**Directions for this task:**
Copy each line of the entries beneath that contains the word "text".

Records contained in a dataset
┏━━

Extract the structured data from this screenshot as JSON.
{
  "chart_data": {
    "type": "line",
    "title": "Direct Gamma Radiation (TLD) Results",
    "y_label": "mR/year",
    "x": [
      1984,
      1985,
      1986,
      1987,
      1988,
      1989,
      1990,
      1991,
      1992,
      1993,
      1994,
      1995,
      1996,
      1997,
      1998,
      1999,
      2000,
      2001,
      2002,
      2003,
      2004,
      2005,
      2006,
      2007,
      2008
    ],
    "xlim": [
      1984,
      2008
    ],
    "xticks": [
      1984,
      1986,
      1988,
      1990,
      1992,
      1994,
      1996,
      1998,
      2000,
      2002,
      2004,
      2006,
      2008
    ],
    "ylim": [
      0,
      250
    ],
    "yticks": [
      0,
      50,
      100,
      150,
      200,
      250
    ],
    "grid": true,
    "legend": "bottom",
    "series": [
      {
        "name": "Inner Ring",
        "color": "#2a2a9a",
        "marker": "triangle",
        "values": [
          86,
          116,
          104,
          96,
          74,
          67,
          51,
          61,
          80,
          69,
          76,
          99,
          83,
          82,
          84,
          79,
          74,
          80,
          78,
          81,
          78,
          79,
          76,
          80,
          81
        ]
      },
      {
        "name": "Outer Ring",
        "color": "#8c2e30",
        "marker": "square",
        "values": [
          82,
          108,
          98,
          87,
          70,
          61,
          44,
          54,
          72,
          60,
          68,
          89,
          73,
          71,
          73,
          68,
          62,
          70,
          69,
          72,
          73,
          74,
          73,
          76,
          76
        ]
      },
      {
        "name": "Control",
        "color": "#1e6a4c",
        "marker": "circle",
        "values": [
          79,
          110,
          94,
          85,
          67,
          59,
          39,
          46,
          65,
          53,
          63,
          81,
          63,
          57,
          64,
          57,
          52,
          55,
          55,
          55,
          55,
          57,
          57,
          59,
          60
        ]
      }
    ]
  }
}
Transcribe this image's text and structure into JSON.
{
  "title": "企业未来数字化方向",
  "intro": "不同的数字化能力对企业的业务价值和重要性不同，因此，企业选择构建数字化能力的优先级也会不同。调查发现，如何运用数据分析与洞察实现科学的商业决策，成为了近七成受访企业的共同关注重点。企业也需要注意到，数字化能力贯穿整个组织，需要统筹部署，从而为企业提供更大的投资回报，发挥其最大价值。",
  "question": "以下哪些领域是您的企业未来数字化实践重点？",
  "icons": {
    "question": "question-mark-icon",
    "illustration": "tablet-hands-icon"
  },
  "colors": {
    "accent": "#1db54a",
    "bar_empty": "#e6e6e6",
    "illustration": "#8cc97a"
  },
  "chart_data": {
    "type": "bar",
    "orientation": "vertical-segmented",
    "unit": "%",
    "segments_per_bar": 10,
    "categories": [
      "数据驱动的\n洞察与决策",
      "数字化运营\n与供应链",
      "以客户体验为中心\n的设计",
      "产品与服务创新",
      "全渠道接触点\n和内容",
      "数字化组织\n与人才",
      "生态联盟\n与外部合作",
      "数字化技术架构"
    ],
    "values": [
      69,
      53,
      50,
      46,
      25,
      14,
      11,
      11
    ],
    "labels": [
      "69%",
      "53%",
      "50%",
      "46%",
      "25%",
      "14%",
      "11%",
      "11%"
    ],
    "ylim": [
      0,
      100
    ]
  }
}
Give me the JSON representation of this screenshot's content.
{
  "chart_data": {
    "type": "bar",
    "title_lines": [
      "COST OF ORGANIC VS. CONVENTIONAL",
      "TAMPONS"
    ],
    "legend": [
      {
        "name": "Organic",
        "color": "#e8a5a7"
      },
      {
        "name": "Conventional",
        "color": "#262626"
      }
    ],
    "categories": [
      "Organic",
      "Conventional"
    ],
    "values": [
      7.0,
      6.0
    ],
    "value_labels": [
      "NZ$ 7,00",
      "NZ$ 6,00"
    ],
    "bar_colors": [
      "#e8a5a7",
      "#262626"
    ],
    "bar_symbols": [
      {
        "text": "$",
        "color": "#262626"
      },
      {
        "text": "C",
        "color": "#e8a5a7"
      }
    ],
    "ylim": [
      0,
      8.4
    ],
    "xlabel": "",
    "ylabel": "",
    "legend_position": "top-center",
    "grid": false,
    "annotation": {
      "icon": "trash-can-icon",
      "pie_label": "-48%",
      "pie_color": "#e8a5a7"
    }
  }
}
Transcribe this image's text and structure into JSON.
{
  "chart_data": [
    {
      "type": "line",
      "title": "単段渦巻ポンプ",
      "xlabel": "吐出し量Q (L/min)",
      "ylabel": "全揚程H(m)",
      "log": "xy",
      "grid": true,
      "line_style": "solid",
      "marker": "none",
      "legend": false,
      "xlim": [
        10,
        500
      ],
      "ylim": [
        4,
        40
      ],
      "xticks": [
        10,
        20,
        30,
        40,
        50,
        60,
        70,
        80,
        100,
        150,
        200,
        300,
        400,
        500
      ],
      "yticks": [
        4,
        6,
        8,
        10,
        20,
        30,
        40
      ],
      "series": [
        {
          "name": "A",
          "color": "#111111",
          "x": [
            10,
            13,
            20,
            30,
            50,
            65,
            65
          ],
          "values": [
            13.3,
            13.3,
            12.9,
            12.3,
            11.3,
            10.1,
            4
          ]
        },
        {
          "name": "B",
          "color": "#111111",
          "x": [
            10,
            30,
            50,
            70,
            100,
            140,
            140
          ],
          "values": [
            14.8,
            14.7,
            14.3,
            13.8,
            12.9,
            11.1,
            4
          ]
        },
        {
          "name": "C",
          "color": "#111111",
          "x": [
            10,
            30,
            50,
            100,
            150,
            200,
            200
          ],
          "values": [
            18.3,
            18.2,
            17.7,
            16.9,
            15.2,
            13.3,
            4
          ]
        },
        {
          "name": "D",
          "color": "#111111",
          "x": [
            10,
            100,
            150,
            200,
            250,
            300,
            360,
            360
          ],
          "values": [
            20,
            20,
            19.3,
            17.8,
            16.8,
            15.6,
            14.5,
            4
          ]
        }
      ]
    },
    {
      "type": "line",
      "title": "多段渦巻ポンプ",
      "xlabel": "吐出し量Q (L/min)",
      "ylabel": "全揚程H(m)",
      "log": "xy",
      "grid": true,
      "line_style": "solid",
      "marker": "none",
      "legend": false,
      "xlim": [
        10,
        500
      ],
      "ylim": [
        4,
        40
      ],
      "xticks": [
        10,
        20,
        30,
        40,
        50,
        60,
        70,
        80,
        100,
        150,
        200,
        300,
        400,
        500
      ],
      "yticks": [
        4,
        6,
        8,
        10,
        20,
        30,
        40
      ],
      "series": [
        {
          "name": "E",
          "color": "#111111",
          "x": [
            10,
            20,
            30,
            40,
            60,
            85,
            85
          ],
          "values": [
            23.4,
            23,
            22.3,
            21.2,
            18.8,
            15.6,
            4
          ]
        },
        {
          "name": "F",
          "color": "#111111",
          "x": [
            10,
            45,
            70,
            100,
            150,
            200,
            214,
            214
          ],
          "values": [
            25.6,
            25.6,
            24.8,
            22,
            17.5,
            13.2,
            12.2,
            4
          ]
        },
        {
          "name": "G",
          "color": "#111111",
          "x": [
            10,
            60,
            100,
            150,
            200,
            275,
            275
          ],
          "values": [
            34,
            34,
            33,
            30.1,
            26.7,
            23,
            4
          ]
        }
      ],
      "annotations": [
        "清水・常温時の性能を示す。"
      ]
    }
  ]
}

┗━━

**Complete answer:**
Transcribe this image's text and structure into JSON.
        "text": "$",
        "text": "C",
Transcribe this image's text and structure into JSON.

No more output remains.